#### EXERCISE TASK:
Determine the number of lines that have the string "this" in them, and give only that number.

#### RECORD EXCERPTS:
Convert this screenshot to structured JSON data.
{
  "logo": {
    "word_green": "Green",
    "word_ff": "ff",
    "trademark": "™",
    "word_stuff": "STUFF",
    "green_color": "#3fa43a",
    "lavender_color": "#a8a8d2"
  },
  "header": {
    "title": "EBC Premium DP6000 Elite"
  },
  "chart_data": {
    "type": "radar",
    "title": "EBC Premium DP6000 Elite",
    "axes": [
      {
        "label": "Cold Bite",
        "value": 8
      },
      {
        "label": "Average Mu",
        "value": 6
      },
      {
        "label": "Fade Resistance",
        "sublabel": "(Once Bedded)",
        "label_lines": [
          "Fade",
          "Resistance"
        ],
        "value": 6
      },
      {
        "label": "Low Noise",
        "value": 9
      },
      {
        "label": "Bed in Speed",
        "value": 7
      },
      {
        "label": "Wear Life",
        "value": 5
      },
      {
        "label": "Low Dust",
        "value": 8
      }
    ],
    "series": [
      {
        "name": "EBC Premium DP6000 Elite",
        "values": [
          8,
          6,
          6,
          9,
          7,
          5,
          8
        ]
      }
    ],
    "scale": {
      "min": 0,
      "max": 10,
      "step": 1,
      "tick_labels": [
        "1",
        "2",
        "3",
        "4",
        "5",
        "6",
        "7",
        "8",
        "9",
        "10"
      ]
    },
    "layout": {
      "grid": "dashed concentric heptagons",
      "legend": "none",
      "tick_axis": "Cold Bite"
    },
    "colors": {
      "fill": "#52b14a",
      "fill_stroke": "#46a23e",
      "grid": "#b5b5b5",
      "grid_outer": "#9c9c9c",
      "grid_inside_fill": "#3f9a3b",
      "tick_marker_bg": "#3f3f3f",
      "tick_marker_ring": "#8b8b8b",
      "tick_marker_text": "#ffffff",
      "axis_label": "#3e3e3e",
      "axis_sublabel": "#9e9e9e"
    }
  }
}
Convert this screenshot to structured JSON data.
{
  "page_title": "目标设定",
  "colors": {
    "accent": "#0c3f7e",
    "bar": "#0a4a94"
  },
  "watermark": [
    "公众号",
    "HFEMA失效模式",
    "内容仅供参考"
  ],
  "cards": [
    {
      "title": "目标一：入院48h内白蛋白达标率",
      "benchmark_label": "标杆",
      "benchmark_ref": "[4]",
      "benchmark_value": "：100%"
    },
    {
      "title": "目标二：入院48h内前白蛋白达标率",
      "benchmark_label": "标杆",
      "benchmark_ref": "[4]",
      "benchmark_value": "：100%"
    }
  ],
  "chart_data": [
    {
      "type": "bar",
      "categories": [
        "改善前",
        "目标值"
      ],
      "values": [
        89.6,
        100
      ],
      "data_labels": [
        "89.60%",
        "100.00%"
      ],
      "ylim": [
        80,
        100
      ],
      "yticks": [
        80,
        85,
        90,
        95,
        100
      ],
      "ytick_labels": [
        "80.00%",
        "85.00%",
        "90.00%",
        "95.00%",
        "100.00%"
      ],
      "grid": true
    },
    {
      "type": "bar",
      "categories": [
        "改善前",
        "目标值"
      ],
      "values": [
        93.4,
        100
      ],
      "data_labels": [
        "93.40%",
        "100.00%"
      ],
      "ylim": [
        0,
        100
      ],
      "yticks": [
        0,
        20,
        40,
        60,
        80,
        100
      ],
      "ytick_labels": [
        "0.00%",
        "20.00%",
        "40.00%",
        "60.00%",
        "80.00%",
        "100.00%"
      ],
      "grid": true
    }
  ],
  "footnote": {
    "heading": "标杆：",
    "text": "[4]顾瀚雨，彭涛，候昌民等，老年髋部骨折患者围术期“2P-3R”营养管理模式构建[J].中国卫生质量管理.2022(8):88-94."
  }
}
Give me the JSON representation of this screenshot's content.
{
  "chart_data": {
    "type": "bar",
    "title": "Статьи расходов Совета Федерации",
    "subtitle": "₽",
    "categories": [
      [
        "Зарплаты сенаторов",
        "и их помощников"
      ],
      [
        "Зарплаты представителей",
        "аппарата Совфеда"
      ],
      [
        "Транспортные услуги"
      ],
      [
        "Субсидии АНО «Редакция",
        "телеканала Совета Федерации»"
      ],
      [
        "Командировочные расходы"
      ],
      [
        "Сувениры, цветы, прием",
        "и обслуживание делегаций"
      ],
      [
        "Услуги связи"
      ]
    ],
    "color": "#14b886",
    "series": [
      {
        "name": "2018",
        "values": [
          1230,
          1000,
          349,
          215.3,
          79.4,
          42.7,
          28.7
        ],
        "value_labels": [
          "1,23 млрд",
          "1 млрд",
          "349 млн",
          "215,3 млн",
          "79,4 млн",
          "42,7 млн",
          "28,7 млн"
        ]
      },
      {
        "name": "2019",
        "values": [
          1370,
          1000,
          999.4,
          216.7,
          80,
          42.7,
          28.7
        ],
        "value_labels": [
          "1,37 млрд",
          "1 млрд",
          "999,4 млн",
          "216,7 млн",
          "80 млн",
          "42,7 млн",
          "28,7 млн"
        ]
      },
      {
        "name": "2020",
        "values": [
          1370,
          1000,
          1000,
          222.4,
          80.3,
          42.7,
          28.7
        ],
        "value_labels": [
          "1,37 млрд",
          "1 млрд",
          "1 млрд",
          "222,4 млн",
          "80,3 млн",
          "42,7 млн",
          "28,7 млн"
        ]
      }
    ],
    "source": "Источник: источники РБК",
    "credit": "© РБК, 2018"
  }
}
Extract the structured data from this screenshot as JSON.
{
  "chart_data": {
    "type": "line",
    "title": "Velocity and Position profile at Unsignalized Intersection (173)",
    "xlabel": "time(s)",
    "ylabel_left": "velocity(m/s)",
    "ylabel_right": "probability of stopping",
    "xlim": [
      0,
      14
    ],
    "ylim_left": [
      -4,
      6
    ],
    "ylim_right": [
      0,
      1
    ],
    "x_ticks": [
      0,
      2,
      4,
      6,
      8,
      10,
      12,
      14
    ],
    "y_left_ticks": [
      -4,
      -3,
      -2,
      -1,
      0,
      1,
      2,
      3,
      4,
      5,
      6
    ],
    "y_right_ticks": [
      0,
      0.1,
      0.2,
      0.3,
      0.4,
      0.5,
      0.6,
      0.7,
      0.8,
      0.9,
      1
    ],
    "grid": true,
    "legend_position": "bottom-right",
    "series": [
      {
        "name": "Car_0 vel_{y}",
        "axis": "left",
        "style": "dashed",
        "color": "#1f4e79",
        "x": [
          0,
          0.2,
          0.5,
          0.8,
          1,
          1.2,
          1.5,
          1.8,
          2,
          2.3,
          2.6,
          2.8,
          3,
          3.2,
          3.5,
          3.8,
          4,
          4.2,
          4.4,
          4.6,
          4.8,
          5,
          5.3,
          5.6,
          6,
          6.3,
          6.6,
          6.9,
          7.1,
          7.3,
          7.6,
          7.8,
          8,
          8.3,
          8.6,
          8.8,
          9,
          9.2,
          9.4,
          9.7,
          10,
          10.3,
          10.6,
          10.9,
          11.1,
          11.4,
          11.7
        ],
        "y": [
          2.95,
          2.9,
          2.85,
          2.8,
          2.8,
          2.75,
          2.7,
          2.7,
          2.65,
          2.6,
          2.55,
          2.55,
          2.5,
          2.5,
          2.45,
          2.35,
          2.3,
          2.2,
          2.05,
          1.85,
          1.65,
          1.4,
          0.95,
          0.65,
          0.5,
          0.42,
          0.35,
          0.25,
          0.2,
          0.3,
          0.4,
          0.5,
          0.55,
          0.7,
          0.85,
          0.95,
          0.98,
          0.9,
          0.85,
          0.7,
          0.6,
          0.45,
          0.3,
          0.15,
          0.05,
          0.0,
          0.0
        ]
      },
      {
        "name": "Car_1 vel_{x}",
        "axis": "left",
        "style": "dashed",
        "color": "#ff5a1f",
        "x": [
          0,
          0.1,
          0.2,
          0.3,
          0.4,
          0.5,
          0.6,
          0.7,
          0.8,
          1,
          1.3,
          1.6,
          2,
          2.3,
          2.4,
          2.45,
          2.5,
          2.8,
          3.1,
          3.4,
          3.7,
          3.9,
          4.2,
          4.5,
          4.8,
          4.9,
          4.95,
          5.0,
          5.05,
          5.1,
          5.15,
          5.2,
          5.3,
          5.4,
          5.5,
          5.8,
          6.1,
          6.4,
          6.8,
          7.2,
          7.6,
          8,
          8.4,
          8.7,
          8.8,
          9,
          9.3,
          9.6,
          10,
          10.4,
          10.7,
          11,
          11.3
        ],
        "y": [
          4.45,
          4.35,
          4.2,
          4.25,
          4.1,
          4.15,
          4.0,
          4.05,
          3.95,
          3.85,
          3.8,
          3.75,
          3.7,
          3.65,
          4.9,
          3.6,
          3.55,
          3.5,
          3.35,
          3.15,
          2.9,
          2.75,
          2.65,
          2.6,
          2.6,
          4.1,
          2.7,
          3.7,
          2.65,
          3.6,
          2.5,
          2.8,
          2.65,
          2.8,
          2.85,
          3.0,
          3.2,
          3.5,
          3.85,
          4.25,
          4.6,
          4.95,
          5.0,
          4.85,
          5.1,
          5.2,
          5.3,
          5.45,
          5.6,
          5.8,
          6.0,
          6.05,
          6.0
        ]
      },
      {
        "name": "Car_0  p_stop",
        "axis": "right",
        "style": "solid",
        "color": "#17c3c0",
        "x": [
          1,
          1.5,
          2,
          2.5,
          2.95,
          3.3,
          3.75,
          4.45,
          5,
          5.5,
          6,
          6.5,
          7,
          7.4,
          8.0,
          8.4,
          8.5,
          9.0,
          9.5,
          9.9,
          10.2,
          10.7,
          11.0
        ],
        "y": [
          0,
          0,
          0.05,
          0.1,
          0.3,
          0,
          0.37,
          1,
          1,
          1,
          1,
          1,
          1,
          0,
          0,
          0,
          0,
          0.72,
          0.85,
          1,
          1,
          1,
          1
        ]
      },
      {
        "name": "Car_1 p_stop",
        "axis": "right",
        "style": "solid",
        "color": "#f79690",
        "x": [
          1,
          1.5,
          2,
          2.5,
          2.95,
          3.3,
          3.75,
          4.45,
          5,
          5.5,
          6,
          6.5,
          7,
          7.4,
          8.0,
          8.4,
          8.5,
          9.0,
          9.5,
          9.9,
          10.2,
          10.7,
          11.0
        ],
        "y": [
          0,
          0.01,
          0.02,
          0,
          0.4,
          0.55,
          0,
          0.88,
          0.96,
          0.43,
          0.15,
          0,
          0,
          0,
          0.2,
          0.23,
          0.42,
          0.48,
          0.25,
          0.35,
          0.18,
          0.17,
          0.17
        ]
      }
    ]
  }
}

#### THE REPLY:
4